Required work
An exact copy of all the data is required, with pictures left out.

* begin Data supplied *

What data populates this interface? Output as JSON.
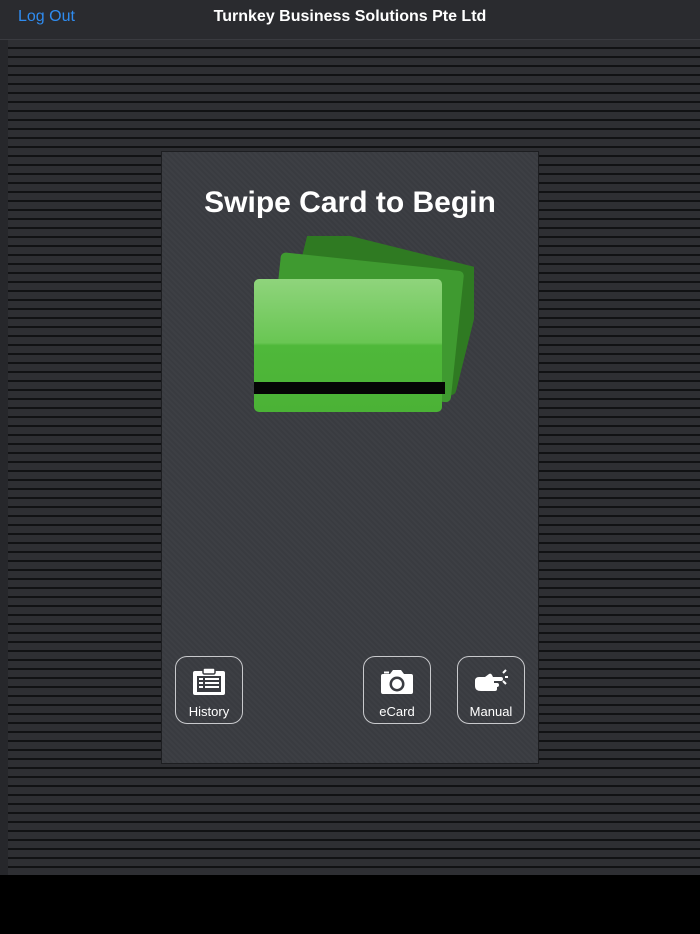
{
  "navbar": {
    "logout_label": "Log Out",
    "title": "Turnkey Business Solutions Pte Ltd"
  },
  "panel": {
    "title": "Swipe Card to Begin",
    "card_icon": "credit-cards-illustration"
  },
  "actions": [
    {
      "label": "History",
      "icon": "clipboard-icon"
    },
    {
      "label": "eCard",
      "icon": "camera-icon"
    },
    {
      "label": "Manual",
      "icon": "pointing-hand-icon"
    }
  ],
  "colors": {
    "link": "#2f8cf0",
    "card_green": "#4fb83a",
    "card_green_dark": "#2e7d22",
    "nav_background": "#2a2b2f",
    "panel_background": "#3a3c41"
  }
}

* end Data supplied *

Solution to the problem
What data populates this interface? Output as JSON.
{
  "navbar": {
    "logout_label": "Log Out",
    "title": "Turnkey Business Solutions Pte Ltd"
  },
  "panel": {
    "title": "Swipe Card to Begin",
    "card_icon": "credit-cards-illustration"
  },
  "actions": [
    {
      "label": "History",
      "icon": "clipboard-icon"
    },
    {
      "label": "eCard",
      "icon": "camera-icon"
    },
    {
      "label": "Manual",
      "icon": "pointing-hand-icon"
    }
  ],
  "colors": {
    "link": "#2f8cf0",
    "card_green": "#4fb83a",
    "card_green_dark": "#2e7d22",
    "nav_background": "#2a2b2f",
    "panel_background": "#3a3c41"
  }
}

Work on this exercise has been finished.